- [Prompt] Translate this sentence from the train trip report below into Spanish: "I arrived at the Lafayette terminal at 11:45am, happily awaiting the arrival of The Sunset Limited, train #1."

- [Supplied text]
# The Sunset Unlimited: The Reasons Edition



## Amtrak Cajun (Apr 4, 2016)

Hi everyone, I know its been a while since I've been on. I just got back from a trip to Houston to see some friends. Oh, do I have a story to share. Without further ado, lets begin.

First Segment, Lafayette, LA to Houston, TX, Saturday April 2nd, 2016

I booked this trip earlier in the week. I was excited to go and see a few friends in Houston, they invited me out to have some BBQ. (The two Joe's would be proud of me on this one.)

I arrived at the Lafayette terminal at 11:45am, happily awaiting the arrival of The Sunset Limited, train #1. I had a chat with some of the passengers also waiting to board. Met some good folks heading home to Arizona. I met a veteran heading to Houston. Well, this guy would end up sitting with me....more on this shortly.

The train arrived 25 minutes late. I got my seat assignment, seat # 21, window seat (yesssss). Well, who ends up sitting next to me but the veteran guy. fine. (or so I thought). We roll out of Lafayette, and cruise out towards Lake Charles, our next scheduled stop. I head to the lounge car to see Merrol, my favorite Lounge Car Attendant. (If you ever meet him, hes hilarious). I grab a burger and a Pepsi and hang out downstairs, chatting with Merrol. I noticed this old guy, and my seatmate buying beers every so often....thought nothing of it. Well, then I noticed that things were getting a bit loud upstairs. Well, I really got concerned when my seatmate, and his obviously sloshed 'friend' decided to come downstairs, and box me in at said table. They were both talking to each other in drunken slurred speech. Ohhhhhh boy, here we go, I thought, and as soon as Merrol came downsotairs, I made the (hand across neck) motion to not serve them anymore drinks, he nodded, acknowledging that he had already realized what was happening. The conductor soon came downstairs. Merrol had already cut the guys off from buying anything more and he had already warned the conductor about these 3 guys. There was another guy, but the 2 I was dealing with at my table were the worst off. The conductor warned the two guys that were blocking me in, that if they didnt cool it, they would be put off of the train at Beaumont. The older guy understood, and sorta chilled out. My seatmate however, did not. He continued to be rude and obnoxious, even to the point of cussing Merrol out because he wouldnt serve him more beer upon demand.

As we approached Houston, the guy just kept getting worse and worse. I had gone back to my seat to grab my bag to prepare to detrain in Houston. The conductors had grabbed the guy, and were bringing him back to his seat. He was so bad off that he couldnt remember where he was sitting. I told the conductors that he was my seatmate, and that this bags were above our seat. They thanked me for letting them know. We headed downstairs and the guy was just rambling about how he owned the train and should get what he wants and so on. The assistant conductor looked at me and said. Im sorry you had to be this guys seatmate. I smirked and replied with, "Thats why I was hiding in the lounge car most of the trip!" He laughed. And that was my trip to Houston.

- [Extracted entries]
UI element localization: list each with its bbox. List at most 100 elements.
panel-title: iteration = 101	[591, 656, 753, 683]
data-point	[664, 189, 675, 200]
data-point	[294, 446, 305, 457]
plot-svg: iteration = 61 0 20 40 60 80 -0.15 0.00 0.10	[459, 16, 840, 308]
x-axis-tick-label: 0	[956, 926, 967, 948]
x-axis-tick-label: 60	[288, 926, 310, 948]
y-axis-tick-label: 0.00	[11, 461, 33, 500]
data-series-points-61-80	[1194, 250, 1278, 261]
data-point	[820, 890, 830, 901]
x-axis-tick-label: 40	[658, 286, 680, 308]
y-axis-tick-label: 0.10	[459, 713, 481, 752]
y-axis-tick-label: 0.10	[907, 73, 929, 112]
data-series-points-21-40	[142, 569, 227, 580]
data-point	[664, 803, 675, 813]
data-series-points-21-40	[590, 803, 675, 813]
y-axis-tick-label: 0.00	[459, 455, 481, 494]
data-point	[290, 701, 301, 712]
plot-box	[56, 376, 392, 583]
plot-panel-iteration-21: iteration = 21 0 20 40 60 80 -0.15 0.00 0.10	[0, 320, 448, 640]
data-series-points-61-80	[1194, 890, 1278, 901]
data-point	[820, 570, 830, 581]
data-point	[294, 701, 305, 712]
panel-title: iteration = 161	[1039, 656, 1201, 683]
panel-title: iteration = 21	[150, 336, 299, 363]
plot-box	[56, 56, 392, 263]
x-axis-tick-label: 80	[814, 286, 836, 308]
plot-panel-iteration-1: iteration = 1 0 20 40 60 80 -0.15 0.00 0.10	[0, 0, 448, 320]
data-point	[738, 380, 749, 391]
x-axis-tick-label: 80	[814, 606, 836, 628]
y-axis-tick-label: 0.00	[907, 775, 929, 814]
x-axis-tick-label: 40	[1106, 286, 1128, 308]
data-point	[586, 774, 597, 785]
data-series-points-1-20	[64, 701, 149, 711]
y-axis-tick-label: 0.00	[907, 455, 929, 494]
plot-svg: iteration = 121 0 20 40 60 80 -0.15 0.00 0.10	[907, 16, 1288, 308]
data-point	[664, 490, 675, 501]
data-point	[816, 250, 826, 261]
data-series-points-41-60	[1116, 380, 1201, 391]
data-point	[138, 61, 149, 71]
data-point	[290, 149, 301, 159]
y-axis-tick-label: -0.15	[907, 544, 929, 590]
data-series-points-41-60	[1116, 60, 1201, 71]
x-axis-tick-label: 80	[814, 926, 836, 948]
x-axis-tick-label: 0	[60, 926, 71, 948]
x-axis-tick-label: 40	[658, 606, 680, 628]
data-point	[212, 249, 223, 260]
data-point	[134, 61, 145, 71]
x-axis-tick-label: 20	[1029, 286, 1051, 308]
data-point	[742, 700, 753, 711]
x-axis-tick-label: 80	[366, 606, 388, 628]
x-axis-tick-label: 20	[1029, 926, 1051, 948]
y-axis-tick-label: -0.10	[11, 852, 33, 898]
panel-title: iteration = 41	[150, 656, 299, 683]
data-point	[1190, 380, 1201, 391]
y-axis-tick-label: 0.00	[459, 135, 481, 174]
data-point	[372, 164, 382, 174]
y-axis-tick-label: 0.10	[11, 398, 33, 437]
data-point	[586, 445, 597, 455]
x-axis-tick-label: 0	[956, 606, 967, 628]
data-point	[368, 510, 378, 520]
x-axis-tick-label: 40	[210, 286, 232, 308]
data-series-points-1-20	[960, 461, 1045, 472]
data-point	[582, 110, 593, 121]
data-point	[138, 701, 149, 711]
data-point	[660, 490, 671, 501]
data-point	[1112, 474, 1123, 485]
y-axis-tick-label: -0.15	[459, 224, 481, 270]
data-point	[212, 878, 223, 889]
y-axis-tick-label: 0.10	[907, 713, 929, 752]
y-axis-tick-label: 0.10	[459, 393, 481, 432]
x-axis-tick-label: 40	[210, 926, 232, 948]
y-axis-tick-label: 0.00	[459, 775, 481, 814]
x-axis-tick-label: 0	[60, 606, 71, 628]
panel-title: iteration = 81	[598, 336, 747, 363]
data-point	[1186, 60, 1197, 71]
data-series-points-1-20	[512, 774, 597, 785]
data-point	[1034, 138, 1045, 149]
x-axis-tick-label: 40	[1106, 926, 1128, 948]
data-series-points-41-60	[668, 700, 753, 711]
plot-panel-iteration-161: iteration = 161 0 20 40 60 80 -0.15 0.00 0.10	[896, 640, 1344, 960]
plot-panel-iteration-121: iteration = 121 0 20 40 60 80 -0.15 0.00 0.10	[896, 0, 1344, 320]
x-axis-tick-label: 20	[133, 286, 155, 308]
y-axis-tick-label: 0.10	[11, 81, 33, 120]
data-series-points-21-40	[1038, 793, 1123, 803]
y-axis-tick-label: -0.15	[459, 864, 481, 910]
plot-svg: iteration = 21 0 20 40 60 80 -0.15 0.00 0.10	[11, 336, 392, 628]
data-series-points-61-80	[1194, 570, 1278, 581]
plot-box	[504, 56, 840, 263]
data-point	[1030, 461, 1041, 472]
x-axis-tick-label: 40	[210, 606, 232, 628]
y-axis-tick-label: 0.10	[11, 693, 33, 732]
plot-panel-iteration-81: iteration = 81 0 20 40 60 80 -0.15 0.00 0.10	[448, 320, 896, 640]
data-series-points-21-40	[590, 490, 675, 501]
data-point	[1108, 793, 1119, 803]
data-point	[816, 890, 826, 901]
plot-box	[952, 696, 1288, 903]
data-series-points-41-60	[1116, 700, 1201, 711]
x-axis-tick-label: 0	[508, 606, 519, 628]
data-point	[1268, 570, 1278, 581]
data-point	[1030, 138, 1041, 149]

- [Answer to the exercise] Llegué a la terminal de Lafayette a las 11:45 a. m., esperando con alegría la llegada de The Sunset Limited, el tren n.º 1.